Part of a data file
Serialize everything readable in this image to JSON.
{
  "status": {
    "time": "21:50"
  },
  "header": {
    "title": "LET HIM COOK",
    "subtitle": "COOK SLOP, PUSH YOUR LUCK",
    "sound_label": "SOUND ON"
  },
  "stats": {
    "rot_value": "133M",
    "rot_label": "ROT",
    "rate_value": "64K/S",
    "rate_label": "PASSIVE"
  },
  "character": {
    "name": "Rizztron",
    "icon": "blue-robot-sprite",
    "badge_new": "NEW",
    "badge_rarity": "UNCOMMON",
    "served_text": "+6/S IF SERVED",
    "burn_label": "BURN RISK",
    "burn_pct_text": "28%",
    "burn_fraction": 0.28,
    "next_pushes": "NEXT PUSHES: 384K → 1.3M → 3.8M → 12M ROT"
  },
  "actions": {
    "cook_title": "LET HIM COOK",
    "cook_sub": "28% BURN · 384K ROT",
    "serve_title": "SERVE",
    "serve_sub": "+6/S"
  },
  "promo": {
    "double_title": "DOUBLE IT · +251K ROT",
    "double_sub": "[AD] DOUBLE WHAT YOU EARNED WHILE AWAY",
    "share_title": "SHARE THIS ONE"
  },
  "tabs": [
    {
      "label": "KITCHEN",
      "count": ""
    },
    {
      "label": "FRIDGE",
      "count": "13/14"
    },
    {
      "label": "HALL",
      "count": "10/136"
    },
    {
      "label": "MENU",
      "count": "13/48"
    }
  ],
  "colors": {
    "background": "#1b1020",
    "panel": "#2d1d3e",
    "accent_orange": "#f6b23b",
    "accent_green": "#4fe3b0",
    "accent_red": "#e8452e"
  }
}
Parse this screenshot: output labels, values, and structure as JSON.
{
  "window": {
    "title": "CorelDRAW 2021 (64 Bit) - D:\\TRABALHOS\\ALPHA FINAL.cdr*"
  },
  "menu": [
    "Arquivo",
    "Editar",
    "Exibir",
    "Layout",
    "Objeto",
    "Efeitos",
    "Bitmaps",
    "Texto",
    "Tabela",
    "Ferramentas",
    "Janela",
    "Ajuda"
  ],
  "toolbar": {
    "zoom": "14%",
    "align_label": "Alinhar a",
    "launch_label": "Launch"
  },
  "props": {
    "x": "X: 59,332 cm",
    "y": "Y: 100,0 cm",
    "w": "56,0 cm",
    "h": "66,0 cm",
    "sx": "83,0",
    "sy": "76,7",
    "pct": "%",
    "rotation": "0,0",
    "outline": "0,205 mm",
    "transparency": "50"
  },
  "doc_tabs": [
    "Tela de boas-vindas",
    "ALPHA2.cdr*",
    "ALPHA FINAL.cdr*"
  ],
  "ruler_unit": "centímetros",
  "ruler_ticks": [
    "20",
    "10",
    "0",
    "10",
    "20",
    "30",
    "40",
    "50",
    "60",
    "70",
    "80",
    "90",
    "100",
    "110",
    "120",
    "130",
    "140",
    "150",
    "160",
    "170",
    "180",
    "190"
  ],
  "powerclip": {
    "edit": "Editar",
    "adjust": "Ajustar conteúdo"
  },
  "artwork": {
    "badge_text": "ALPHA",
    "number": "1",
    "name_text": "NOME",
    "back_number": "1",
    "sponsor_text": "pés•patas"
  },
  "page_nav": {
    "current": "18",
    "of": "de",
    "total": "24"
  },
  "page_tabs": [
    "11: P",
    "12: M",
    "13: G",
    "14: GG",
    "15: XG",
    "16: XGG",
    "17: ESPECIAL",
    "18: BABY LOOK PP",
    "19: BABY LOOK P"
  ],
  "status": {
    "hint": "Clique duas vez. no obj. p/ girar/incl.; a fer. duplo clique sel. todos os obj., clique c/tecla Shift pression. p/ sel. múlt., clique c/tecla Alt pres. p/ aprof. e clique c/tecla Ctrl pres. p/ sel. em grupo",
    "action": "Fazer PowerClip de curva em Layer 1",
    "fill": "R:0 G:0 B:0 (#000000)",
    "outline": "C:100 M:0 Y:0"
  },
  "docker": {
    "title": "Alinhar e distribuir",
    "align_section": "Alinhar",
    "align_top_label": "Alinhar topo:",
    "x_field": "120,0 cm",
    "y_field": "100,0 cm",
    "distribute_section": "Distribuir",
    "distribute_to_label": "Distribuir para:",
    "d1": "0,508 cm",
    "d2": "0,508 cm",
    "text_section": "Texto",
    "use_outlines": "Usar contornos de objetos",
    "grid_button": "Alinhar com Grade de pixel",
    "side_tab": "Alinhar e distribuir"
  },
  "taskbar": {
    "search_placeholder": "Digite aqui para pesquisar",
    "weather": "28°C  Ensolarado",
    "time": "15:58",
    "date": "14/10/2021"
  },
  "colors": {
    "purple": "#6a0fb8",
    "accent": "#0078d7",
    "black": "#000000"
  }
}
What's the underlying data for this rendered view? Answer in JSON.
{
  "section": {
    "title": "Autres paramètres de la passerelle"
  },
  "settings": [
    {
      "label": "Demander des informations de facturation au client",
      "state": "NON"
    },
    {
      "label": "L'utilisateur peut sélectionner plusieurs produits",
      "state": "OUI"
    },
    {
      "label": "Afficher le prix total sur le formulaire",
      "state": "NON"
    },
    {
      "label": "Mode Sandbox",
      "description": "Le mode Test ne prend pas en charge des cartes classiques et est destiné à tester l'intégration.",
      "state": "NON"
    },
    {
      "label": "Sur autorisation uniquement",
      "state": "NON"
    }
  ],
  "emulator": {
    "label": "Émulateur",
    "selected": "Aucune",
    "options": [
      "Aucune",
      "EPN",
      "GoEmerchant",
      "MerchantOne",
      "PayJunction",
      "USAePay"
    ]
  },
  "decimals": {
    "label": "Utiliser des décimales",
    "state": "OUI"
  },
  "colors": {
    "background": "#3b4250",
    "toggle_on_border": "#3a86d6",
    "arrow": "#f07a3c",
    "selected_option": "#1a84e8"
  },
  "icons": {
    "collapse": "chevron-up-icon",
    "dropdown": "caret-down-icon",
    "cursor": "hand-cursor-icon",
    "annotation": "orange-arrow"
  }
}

- THE TASK: Output all of the data above without any alteration.

- SOLVED EXERCISE:
Serialize everything readable in this image to JSON.
{
  "status": {
    "time": "21:50"
  },
  "header": {
    "title": "LET HIM COOK",
    "subtitle": "COOK SLOP, PUSH YOUR LUCK",
    "sound_label": "SOUND ON"
  },
  "stats": {
    "rot_value": "133M",
    "rot_label": "ROT",
    "rate_value": "64K/S",
    "rate_label": "PASSIVE"
  },
  "character": {
    "name": "Rizztron",
    "icon": "blue-robot-sprite",
    "badge_new": "NEW",
    "badge_rarity": "UNCOMMON",
    "served_text": "+6/S IF SERVED",
    "burn_label": "BURN RISK",
    "burn_pct_text": "28%",
    "burn_fraction": 0.28,
    "next_pushes": "NEXT PUSHES: 384K → 1.3M → 3.8M → 12M ROT"
  },
  "actions": {
    "cook_title": "LET HIM COOK",
    "cook_sub": "28% BURN · 384K ROT",
    "serve_title": "SERVE",
    "serve_sub": "+6/S"
  },
  "promo": {
    "double_title": "DOUBLE IT · +251K ROT",
    "double_sub": "[AD] DOUBLE WHAT YOU EARNED WHILE AWAY",
    "share_title": "SHARE THIS ONE"
  },
  "tabs": [
    {
      "label": "KITCHEN",
      "count": ""
    },
    {
      "label": "FRIDGE",
      "count": "13/14"
    },
    {
      "label": "HALL",
      "count": "10/136"
    },
    {
      "label": "MENU",
      "count": "13/48"
    }
  ],
  "colors": {
    "background": "#1b1020",
    "panel": "#2d1d3e",
    "accent_orange": "#f6b23b",
    "accent_green": "#4fe3b0",
    "accent_red": "#e8452e"
  }
}
Parse this screenshot: output labels, values, and structure as JSON.
{
  "window": {
    "title": "CorelDRAW 2021 (64 Bit) - D:\\TRABALHOS\\ALPHA FINAL.cdr*"
  },
  "menu": [
    "Arquivo",
    "Editar",
    "Exibir",
    "Layout",
    "Objeto",
    "Efeitos",
    "Bitmaps",
    "Texto",
    "Tabela",
    "Ferramentas",
    "Janela",
    "Ajuda"
  ],
  "toolbar": {
    "zoom": "14%",
    "align_label": "Alinhar a",
    "launch_label": "Launch"
  },
  "props": {
    "x": "X: 59,332 cm",
    "y": "Y: 100,0 cm",
    "w": "56,0 cm",
    "h": "66,0 cm",
    "sx": "83,0",
    "sy": "76,7",
    "pct": "%",
    "rotation": "0,0",
    "outline": "0,205 mm",
    "transparency": "50"
  },
  "doc_tabs": [
    "Tela de boas-vindas",
    "ALPHA2.cdr*",
    "ALPHA FINAL.cdr*"
  ],
  "ruler_unit": "centímetros",
  "ruler_ticks": [
    "20",
    "10",
    "0",
    "10",
    "20",
    "30",
    "40",
    "50",
    "60",
    "70",
    "80",
    "90",
    "100",
    "110",
    "120",
    "130",
    "140",
    "150",
    "160",
    "170",
    "180",
    "190"
  ],
  "powerclip": {
    "edit": "Editar",
    "adjust": "Ajustar conteúdo"
  },
  "artwork": {
    "badge_text": "ALPHA",
    "number": "1",
    "name_text": "NOME",
    "back_number": "1",
    "sponsor_text": "pés•patas"
  },
  "page_nav": {
    "current": "18",
    "of": "de",
    "total": "24"
  },
  "page_tabs": [
    "11: P",
    "12: M",
    "13: G",
    "14: GG",
    "15: XG",
    "16: XGG",
    "17: ESPECIAL",
    "18: BABY LOOK PP",
    "19: BABY LOOK P"
  ],
  "status": {
    "hint": "Clique duas vez. no obj. p/ girar/incl.; a fer. duplo clique sel. todos os obj., clique c/tecla Shift pression. p/ sel. múlt., clique c/tecla Alt pres. p/ aprof. e clique c/tecla Ctrl pres. p/ sel. em grupo",
    "action": "Fazer PowerClip de curva em Layer 1",
    "fill": "R:0 G:0 B:0 (#000000)",
    "outline": "C:100 M:0 Y:0"
  },
  "docker": {
    "title": "Alinhar e distribuir",
    "align_section": "Alinhar",
    "align_top_label": "Alinhar topo:",
    "x_field": "120,0 cm",
    "y_field": "100,0 cm",
    "distribute_section": "Distribuir",
    "distribute_to_label": "Distribuir para:",
    "d1": "0,508 cm",
    "d2": "0,508 cm",
    "text_section": "Texto",
    "use_outlines": "Usar contornos de objetos",
    "grid_button": "Alinhar com Grade de pixel",
    "side_tab": "Alinhar e distribuir"
  },
  "taskbar": {
    "search_placeholder": "Digite aqui para pesquisar",
    "weather": "28°C  Ensolarado",
    "time": "15:58",
    "date": "14/10/2021"
  },
  "colors": {
    "purple": "#6a0fb8",
    "accent": "#0078d7",
    "black": "#000000"
  }
}
What's the underlying data for this rendered view? Answer in JSON.
{
  "section": {
    "title": "Autres paramètres de la passerelle"
  },
  "settings": [
    {
      "label": "Demander des informations de facturation au client",
      "state": "NON"
    },
    {
      "label": "L'utilisateur peut sélectionner plusieurs produits",
      "state": "OUI"
    },
    {
      "label": "Afficher le prix total sur le formulaire",
      "state": "NON"
    },
    {
      "label": "Mode Sandbox",
      "description": "Le mode Test ne prend pas en charge des cartes classiques et est destiné à tester l'intégration.",
      "state": "NON"
    },
    {
      "label": "Sur autorisation uniquement",
      "state": "NON"
    }
  ],
  "emulator": {
    "label": "Émulateur",
    "selected": "Aucune",
    "options": [
      "Aucune",
      "EPN",
      "GoEmerchant",
      "MerchantOne",
      "PayJunction",
      "USAePay"
    ]
  },
  "decimals": {
    "label": "Utiliser des décimales",
    "state": "OUI"
  },
  "colors": {
    "background": "#3b4250",
    "toggle_on_border": "#3a86d6",
    "arrow": "#f07a3c",
    "selected_option": "#1a84e8"
  },
  "icons": {
    "collapse": "chevron-up-icon",
    "dropdown": "caret-down-icon",
    "cursor": "hand-cursor-icon",
    "annotation": "orange-arrow"
  }
}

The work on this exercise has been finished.